Make an exact copy of all the entries below, with the pictures left out.

========================================

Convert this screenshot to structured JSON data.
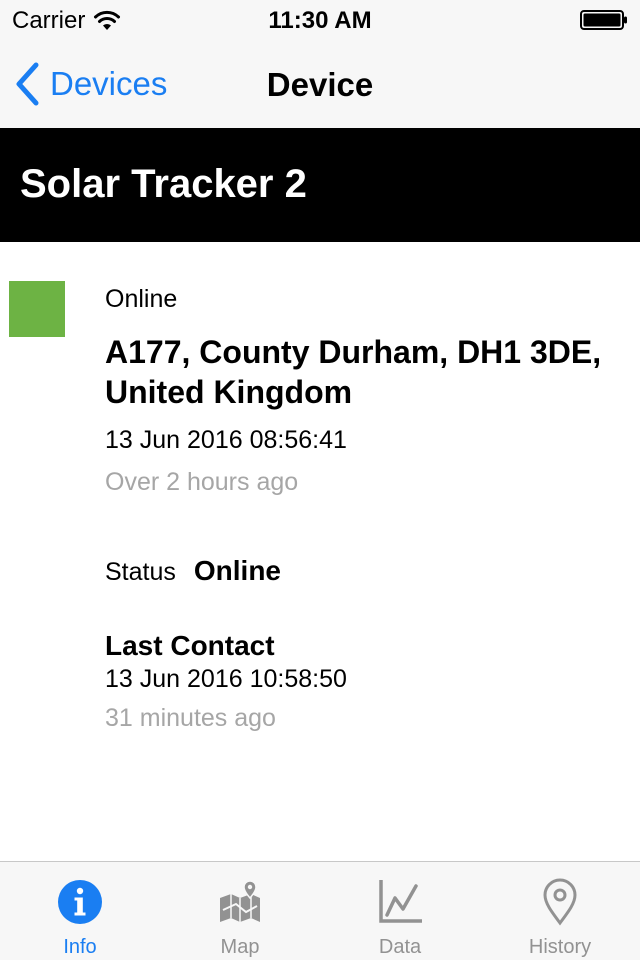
{
  "status_bar": {
    "carrier": "Carrier",
    "time": "11:30 AM",
    "icons": [
      "wifi-icon",
      "battery-icon"
    ]
  },
  "nav": {
    "back_label": "Devices",
    "title": "Device",
    "back_icon": "chevron-left-icon"
  },
  "device": {
    "name": "Solar Tracker 2",
    "indicator_color": "#6db344",
    "online_label": "Online",
    "address": "A177, County Durham, DH1 3DE, United Kingdom",
    "location_time": "13 Jun 2016 08:56:41",
    "location_ago": "Over 2 hours ago",
    "status_label": "Status",
    "status_value": "Online",
    "last_contact_label": "Last Contact",
    "last_contact_time": "13 Jun 2016 10:58:50",
    "last_contact_ago": "31 minutes ago"
  },
  "tabs": [
    {
      "label": "Info",
      "icon": "info-icon",
      "active": true
    },
    {
      "label": "Map",
      "icon": "map-icon",
      "active": false
    },
    {
      "label": "Data",
      "icon": "chart-icon",
      "active": false
    },
    {
      "label": "History",
      "icon": "location-pin-icon",
      "active": false
    }
  ],
  "colors": {
    "accent": "#1a7ef2",
    "inactive": "#929292",
    "banner": "#000000",
    "secondary_text": "#a6a6a6"
  }
}
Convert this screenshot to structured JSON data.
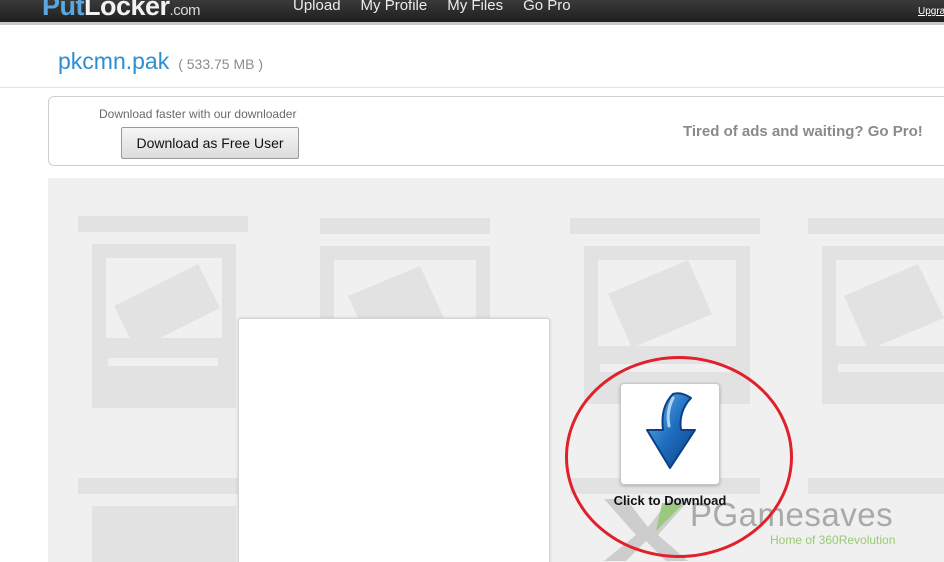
{
  "header": {
    "logo": {
      "put": "Put",
      "locker": "Locker",
      "com": ".com"
    },
    "nav": [
      {
        "label": "Upload"
      },
      {
        "label": "My Profile"
      },
      {
        "label": "My Files"
      },
      {
        "label": "Go Pro"
      }
    ],
    "upgrade_label": "Upgrade"
  },
  "file": {
    "name": "pkcmn.pak",
    "size": "( 533.75 MB )"
  },
  "download_box": {
    "caption": "Download faster with our downloader",
    "free_user_button": "Download as Free User",
    "gopro_text": "Tired of ads and waiting? Go Pro!"
  },
  "player": {
    "click_to_download": "Click to Download"
  },
  "watermark": {
    "brand": "PGamesaves",
    "tagline": "Home of 360Revolution"
  },
  "colors": {
    "accent_blue": "#2a8fd0",
    "highlight_ring": "#e0202a",
    "download_arrow": "#1f6fc0"
  }
}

========================================

In response:
Convert this screenshot to structured JSON data.
{
  "status_bar": {
    "carrier": "Carrier",
    "time": "11:30 AM",
    "icons": [
      "wifi-icon",
      "battery-icon"
    ]
  },
  "nav": {
    "back_label": "Devices",
    "title": "Device",
    "back_icon": "chevron-left-icon"
  },
  "device": {
    "name": "Solar Tracker 2",
    "indicator_color": "#6db344",
    "online_label": "Online",
    "address": "A177, County Durham, DH1 3DE, United Kingdom",
    "location_time": "13 Jun 2016 08:56:41",
    "location_ago": "Over 2 hours ago",
    "status_label": "Status",
    "status_value": "Online",
    "last_contact_label": "Last Contact",
    "last_contact_time": "13 Jun 2016 10:58:50",
    "last_contact_ago": "31 minutes ago"
  },
  "tabs": [
    {
      "label": "Info",
      "icon": "info-icon",
      "active": true
    },
    {
      "label": "Map",
      "icon": "map-icon",
      "active": false
    },
    {
      "label": "Data",
      "icon": "chart-icon",
      "active": false
    },
    {
      "label": "History",
      "icon": "location-pin-icon",
      "active": false
    }
  ],
  "colors": {
    "accent": "#1a7ef2",
    "inactive": "#929292",
    "banner": "#000000",
    "secondary_text": "#a6a6a6"
  }
}
Convert this screenshot to structured JSON data.
{
  "header": {
    "logo": {
      "put": "Put",
      "locker": "Locker",
      "com": ".com"
    },
    "nav": [
      {
        "label": "Upload"
      },
      {
        "label": "My Profile"
      },
      {
        "label": "My Files"
      },
      {
        "label": "Go Pro"
      }
    ],
    "upgrade_label": "Upgrade"
  },
  "file": {
    "name": "pkcmn.pak",
    "size": "( 533.75 MB )"
  },
  "download_box": {
    "caption": "Download faster with our downloader",
    "free_user_button": "Download as Free User",
    "gopro_text": "Tired of ads and waiting? Go Pro!"
  },
  "player": {
    "click_to_download": "Click to Download"
  },
  "watermark": {
    "brand": "PGamesaves",
    "tagline": "Home of 360Revolution"
  },
  "colors": {
    "accent_blue": "#2a8fd0",
    "highlight_ring": "#e0202a",
    "download_arrow": "#1f6fc0"
  }
}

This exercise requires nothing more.